(Collection entries)
+++
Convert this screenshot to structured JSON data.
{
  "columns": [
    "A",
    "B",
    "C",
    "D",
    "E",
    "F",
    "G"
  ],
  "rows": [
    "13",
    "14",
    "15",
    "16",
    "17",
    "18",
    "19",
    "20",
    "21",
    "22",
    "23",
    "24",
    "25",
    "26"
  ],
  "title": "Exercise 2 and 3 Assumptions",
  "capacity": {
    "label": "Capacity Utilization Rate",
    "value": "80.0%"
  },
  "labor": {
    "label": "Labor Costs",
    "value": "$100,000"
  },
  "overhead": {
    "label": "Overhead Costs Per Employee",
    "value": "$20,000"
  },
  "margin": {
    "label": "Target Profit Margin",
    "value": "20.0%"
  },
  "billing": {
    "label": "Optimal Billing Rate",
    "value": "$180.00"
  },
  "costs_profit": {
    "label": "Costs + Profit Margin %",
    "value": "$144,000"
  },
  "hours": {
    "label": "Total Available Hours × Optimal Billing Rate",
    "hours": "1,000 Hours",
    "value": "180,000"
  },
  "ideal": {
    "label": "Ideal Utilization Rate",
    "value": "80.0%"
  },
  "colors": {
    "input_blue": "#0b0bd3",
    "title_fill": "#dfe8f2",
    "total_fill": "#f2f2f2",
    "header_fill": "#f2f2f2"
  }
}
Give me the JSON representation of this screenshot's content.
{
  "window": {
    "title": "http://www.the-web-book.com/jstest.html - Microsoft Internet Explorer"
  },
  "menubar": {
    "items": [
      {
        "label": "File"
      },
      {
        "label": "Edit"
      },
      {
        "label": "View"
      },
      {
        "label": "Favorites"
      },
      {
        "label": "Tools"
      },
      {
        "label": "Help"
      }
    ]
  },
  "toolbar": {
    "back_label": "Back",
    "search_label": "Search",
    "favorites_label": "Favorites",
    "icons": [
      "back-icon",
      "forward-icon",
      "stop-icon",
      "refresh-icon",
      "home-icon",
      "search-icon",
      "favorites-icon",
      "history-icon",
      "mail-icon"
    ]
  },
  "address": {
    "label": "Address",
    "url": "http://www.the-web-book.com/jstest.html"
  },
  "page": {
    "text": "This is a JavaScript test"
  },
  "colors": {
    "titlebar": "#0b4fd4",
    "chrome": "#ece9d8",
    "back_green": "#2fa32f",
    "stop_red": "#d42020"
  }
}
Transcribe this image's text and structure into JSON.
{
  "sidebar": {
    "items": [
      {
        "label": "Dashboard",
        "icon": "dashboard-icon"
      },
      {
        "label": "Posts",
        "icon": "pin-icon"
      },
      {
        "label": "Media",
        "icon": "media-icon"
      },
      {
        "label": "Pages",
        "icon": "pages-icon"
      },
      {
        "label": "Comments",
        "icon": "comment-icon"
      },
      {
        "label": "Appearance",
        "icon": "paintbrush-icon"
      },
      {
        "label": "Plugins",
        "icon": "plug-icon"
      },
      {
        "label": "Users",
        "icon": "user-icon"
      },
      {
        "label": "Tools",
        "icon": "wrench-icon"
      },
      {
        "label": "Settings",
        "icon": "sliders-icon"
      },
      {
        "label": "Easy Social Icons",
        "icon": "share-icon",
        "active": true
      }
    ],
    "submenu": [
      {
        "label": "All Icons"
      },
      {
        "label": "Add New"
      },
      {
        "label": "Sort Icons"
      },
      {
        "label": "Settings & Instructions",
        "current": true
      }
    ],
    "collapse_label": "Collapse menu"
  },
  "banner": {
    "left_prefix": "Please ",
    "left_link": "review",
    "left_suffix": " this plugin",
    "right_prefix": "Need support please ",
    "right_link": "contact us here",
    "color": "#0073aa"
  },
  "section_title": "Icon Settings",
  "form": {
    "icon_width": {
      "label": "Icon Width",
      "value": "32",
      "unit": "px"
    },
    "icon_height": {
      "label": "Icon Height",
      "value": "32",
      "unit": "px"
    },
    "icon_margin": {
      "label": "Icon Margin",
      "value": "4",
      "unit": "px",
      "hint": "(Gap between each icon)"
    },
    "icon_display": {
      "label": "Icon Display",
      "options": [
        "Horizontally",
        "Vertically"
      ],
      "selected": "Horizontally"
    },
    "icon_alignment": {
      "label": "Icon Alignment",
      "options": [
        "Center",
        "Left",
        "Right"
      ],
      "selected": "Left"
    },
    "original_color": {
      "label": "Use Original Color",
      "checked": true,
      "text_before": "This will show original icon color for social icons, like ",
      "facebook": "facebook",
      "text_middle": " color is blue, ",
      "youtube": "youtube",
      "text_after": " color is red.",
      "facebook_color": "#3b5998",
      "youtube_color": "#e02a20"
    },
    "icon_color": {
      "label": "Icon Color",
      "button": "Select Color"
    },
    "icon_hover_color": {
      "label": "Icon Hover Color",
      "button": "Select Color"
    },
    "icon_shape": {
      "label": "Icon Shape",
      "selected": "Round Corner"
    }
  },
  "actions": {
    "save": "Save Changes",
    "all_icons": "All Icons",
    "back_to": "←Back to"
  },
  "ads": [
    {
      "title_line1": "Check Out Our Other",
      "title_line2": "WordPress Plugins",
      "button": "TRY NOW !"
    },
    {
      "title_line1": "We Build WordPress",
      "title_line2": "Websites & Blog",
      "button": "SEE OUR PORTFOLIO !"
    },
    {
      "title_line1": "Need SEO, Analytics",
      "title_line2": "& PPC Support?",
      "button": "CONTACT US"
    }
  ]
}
+++
Can you restate every record above word for word?

§ **SOLUTION FOR THIS TASK**:
Convert this screenshot to structured JSON data.
{
  "columns": [
    "A",
    "B",
    "C",
    "D",
    "E",
    "F",
    "G"
  ],
  "rows": [
    "13",
    "14",
    "15",
    "16",
    "17",
    "18",
    "19",
    "20",
    "21",
    "22",
    "23",
    "24",
    "25",
    "26"
  ],
  "title": "Exercise 2 and 3 Assumptions",
  "capacity": {
    "label": "Capacity Utilization Rate",
    "value": "80.0%"
  },
  "labor": {
    "label": "Labor Costs",
    "value": "$100,000"
  },
  "overhead": {
    "label": "Overhead Costs Per Employee",
    "value": "$20,000"
  },
  "margin": {
    "label": "Target Profit Margin",
    "value": "20.0%"
  },
  "billing": {
    "label": "Optimal Billing Rate",
    "value": "$180.00"
  },
  "costs_profit": {
    "label": "Costs + Profit Margin %",
    "value": "$144,000"
  },
  "hours": {
    "label": "Total Available Hours × Optimal Billing Rate",
    "hours": "1,000 Hours",
    "value": "180,000"
  },
  "ideal": {
    "label": "Ideal Utilization Rate",
    "value": "80.0%"
  },
  "colors": {
    "input_blue": "#0b0bd3",
    "title_fill": "#dfe8f2",
    "total_fill": "#f2f2f2",
    "header_fill": "#f2f2f2"
  }
}
Give me the JSON representation of this screenshot's content.
{
  "window": {
    "title": "http://www.the-web-book.com/jstest.html - Microsoft Internet Explorer"
  },
  "menubar": {
    "items": [
      {
        "label": "File"
      },
      {
        "label": "Edit"
      },
      {
        "label": "View"
      },
      {
        "label": "Favorites"
      },
      {
        "label": "Tools"
      },
      {
        "label": "Help"
      }
    ]
  },
  "toolbar": {
    "back_label": "Back",
    "search_label": "Search",
    "favorites_label": "Favorites",
    "icons": [
      "back-icon",
      "forward-icon",
      "stop-icon",
      "refresh-icon",
      "home-icon",
      "search-icon",
      "favorites-icon",
      "history-icon",
      "mail-icon"
    ]
  },
  "address": {
    "label": "Address",
    "url": "http://www.the-web-book.com/jstest.html"
  },
  "page": {
    "text": "This is a JavaScript test"
  },
  "colors": {
    "titlebar": "#0b4fd4",
    "chrome": "#ece9d8",
    "back_green": "#2fa32f",
    "stop_red": "#d42020"
  }
}
Transcribe this image's text and structure into JSON.
{
  "sidebar": {
    "items": [
      {
        "label": "Dashboard",
        "icon": "dashboard-icon"
      },
      {
        "label": "Posts",
        "icon": "pin-icon"
      },
      {
        "label": "Media",
        "icon": "media-icon"
      },
      {
        "label": "Pages",
        "icon": "pages-icon"
      },
      {
        "label": "Comments",
        "icon": "comment-icon"
      },
      {
        "label": "Appearance",
        "icon": "paintbrush-icon"
      },
      {
        "label": "Plugins",
        "icon": "plug-icon"
      },
      {
        "label": "Users",
        "icon": "user-icon"
      },
      {
        "label": "Tools",
        "icon": "wrench-icon"
      },
      {
        "label": "Settings",
        "icon": "sliders-icon"
      },
      {
        "label": "Easy Social Icons",
        "icon": "share-icon",
        "active": true
      }
    ],
    "submenu": [
      {
        "label": "All Icons"
      },
      {
        "label": "Add New"
      },
      {
        "label": "Sort Icons"
      },
      {
        "label": "Settings & Instructions",
        "current": true
      }
    ],
    "collapse_label": "Collapse menu"
  },
  "banner": {
    "left_prefix": "Please ",
    "left_link": "review",
    "left_suffix": " this plugin",
    "right_prefix": "Need support please ",
    "right_link": "contact us here",
    "color": "#0073aa"
  },
  "section_title": "Icon Settings",
  "form": {
    "icon_width": {
      "label": "Icon Width",
      "value": "32",
      "unit": "px"
    },
    "icon_height": {
      "label": "Icon Height",
      "value": "32",
      "unit": "px"
    },
    "icon_margin": {
      "label": "Icon Margin",
      "value": "4",
      "unit": "px",
      "hint": "(Gap between each icon)"
    },
    "icon_display": {
      "label": "Icon Display",
      "options": [
        "Horizontally",
        "Vertically"
      ],
      "selected": "Horizontally"
    },
    "icon_alignment": {
      "label": "Icon Alignment",
      "options": [
        "Center",
        "Left",
        "Right"
      ],
      "selected": "Left"
    },
    "original_color": {
      "label": "Use Original Color",
      "checked": true,
      "text_before": "This will show original icon color for social icons, like ",
      "facebook": "facebook",
      "text_middle": " color is blue, ",
      "youtube": "youtube",
      "text_after": " color is red.",
      "facebook_color": "#3b5998",
      "youtube_color": "#e02a20"
    },
    "icon_color": {
      "label": "Icon Color",
      "button": "Select Color"
    },
    "icon_hover_color": {
      "label": "Icon Hover Color",
      "button": "Select Color"
    },
    "icon_shape": {
      "label": "Icon Shape",
      "selected": "Round Corner"
    }
  },
  "actions": {
    "save": "Save Changes",
    "all_icons": "All Icons",
    "back_to": "←Back to"
  },
  "ads": [
    {
      "title_line1": "Check Out Our Other",
      "title_line2": "WordPress Plugins",
      "button": "TRY NOW !"
    },
    {
      "title_line1": "We Build WordPress",
      "title_line2": "Websites & Blog",
      "button": "SEE OUR PORTFOLIO !"
    },
    {
      "title_line1": "Need SEO, Analytics",
      "title_line2": "& PPC Support?",
      "button": "CONTACT US"
    }
  ]
}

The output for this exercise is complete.